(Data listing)

--

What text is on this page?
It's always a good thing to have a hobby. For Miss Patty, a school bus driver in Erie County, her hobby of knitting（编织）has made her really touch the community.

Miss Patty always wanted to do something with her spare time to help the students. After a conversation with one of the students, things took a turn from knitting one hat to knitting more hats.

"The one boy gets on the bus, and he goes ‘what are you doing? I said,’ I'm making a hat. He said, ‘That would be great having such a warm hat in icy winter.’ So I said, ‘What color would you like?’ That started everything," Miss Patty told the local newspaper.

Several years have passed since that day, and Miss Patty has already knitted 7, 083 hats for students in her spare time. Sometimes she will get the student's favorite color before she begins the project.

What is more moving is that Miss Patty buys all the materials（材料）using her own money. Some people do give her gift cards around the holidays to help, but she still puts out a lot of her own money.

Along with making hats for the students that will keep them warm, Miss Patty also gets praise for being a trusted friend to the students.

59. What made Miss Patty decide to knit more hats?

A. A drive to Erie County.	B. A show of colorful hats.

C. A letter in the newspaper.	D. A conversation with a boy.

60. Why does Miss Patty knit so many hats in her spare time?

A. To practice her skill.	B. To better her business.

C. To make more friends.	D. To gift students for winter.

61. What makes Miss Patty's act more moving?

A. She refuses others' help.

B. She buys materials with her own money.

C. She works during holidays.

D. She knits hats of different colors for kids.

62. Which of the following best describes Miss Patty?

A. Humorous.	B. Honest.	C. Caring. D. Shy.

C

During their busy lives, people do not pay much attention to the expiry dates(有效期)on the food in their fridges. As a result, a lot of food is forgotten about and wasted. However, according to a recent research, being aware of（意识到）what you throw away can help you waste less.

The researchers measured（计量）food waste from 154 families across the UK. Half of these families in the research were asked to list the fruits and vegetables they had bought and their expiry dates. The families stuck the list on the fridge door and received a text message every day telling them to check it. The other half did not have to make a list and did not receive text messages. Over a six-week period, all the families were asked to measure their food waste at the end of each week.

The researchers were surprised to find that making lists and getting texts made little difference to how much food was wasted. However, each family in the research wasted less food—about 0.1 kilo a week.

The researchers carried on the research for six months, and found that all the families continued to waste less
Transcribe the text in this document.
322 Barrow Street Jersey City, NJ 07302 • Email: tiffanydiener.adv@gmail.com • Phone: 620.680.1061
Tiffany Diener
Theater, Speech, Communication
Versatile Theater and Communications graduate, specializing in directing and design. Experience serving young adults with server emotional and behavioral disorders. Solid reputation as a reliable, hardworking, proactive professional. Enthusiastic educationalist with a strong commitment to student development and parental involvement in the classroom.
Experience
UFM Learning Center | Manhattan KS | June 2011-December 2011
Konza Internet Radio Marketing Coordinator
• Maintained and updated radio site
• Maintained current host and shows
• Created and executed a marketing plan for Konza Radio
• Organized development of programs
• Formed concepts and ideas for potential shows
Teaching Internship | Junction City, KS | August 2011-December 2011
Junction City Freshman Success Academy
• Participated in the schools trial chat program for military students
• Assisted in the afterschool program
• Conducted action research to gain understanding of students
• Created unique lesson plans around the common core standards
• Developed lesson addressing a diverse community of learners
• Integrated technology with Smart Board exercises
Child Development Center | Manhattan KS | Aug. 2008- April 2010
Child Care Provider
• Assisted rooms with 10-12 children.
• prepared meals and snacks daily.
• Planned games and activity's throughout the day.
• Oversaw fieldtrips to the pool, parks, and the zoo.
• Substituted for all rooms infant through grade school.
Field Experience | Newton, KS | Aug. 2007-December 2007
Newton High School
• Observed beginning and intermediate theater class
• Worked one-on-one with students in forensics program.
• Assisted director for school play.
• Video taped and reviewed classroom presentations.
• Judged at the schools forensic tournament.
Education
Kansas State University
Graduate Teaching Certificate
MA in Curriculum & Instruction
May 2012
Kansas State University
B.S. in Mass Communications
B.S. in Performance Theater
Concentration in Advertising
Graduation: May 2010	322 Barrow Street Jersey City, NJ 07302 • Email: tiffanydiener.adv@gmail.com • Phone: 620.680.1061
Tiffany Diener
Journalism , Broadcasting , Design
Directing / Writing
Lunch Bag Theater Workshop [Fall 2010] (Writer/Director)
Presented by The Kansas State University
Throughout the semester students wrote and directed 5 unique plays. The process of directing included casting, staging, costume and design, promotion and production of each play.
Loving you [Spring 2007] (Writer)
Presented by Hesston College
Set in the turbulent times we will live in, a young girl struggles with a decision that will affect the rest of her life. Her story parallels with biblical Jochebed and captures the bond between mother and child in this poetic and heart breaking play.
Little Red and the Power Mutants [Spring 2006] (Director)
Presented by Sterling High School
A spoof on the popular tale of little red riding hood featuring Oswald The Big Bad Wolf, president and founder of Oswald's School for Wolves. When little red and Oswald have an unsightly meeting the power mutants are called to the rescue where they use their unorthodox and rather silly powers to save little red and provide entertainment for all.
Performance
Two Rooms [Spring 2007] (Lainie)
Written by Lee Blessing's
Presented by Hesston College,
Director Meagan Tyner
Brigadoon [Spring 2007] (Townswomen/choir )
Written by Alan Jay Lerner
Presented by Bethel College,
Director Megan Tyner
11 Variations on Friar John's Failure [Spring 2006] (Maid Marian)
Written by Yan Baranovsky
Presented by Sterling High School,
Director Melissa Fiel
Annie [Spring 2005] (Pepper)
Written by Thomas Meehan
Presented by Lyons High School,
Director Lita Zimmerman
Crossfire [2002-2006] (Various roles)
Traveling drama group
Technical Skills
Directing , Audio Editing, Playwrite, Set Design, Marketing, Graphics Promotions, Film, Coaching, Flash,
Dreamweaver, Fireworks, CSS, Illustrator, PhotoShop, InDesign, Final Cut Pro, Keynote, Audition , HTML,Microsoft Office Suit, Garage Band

--

*GIVEN PROBLEM*: Locate and copy each line in the data above that includes the word "Tyner".

*WRITTEN RESPONSE*:
Director Meagan Tyner
Director Megan Tyner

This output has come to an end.